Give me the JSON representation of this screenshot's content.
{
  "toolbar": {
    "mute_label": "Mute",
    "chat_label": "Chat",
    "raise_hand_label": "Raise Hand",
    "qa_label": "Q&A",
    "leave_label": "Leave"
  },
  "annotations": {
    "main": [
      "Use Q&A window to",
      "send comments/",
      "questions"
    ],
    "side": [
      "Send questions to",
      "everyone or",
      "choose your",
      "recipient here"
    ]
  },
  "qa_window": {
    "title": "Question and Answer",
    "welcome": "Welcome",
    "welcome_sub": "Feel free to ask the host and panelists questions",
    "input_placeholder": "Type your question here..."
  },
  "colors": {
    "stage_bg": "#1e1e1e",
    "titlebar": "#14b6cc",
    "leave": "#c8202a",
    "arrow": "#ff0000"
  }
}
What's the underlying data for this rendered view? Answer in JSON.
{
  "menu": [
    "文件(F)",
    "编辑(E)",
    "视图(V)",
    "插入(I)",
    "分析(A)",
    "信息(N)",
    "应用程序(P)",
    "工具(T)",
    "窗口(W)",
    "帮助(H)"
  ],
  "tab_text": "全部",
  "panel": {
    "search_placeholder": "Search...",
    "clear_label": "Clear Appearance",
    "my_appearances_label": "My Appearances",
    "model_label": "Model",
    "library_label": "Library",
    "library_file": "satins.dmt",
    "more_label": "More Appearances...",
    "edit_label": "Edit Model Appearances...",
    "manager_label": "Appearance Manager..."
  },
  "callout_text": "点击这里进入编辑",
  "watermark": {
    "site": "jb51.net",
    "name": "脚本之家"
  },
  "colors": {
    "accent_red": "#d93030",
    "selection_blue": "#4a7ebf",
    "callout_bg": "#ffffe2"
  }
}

==*==

* GIVEN PROBLEM
Copy out exactly the lines between the line with "What's the underlying" and the last line of the entries, counting both of those lines.

* ANSWER TO THE TASK
What's the underlying data for this rendered view? Answer in JSON.
{
  "menu": [
    "文件(F)",
    "编辑(E)",
    "视图(V)",
    "插入(I)",
    "分析(A)",
    "信息(N)",
    "应用程序(P)",
    "工具(T)",
    "窗口(W)",
    "帮助(H)"
  ],
  "tab_text": "全部",
  "panel": {
    "search_placeholder": "Search...",
    "clear_label": "Clear Appearance",
    "my_appearances_label": "My Appearances",
    "model_label": "Model",
    "library_label": "Library",
    "library_file": "satins.dmt",
    "more_label": "More Appearances...",
    "edit_label": "Edit Model Appearances...",
    "manager_label": "Appearance Manager..."
  },
  "callout_text": "点击这里进入编辑",
  "watermark": {
    "site": "jb51.net",
    "name": "脚本之家"
  },
  "colors": {
    "accent_red": "#d93030",
    "selection_blue": "#4a7ebf",
    "callout_bg": "#ffffe2"
  }
}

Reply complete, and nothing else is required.